## RECORDS FOR THE EXERCISE
****
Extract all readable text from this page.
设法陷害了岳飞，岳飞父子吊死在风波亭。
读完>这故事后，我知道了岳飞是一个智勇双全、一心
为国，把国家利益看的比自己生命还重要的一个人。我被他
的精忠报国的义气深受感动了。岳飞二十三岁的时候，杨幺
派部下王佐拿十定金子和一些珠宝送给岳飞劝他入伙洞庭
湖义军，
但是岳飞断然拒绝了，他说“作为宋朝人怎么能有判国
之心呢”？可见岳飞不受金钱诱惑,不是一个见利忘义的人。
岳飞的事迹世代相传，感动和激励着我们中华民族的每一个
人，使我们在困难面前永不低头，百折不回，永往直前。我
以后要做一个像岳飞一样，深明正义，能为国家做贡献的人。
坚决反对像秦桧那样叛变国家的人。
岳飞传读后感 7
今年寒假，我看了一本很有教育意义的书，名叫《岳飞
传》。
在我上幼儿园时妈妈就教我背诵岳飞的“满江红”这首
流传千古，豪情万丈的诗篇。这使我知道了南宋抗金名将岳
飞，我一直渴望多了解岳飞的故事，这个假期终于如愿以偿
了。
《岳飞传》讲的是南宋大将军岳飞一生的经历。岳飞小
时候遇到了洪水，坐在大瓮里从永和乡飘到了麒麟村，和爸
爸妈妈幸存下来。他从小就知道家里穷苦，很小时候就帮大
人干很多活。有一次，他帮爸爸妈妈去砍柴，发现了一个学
****
## WHAT NEEDS TO BE DONE
The listing above should be transcribed in full, exactly as written.

## SOLUTION
Extract all readable text from this page.
设法陷害了岳飞，岳飞父子吊死在风波亭。
读完>这故事后，我知道了岳飞是一个智勇双全、一心
为国，把国家利益看的比自己生命还重要的一个人。我被他
的精忠报国的义气深受感动了。岳飞二十三岁的时候，杨幺
派部下王佐拿十定金子和一些珠宝送给岳飞劝他入伙洞庭
湖义军，
但是岳飞断然拒绝了，他说“作为宋朝人怎么能有判国
之心呢”？可见岳飞不受金钱诱惑,不是一个见利忘义的人。
岳飞的事迹世代相传，感动和激励着我们中华民族的每一个
人，使我们在困难面前永不低头，百折不回，永往直前。我
以后要做一个像岳飞一样，深明正义，能为国家做贡献的人。
坚决反对像秦桧那样叛变国家的人。
岳飞传读后感 7
今年寒假，我看了一本很有教育意义的书，名叫《岳飞
传》。
在我上幼儿园时妈妈就教我背诵岳飞的“满江红”这首
流传千古，豪情万丈的诗篇。这使我知道了南宋抗金名将岳
飞，我一直渴望多了解岳飞的故事，这个假期终于如愿以偿
了。
《岳飞传》讲的是南宋大将军岳飞一生的经历。岳飞小
时候遇到了洪水，坐在大瓮里从永和乡飘到了麒麟村，和爸
爸妈妈幸存下来。他从小就知道家里穷苦，很小时候就帮大
人干很多活。有一次，他帮爸爸妈妈去砍柴，发现了一个学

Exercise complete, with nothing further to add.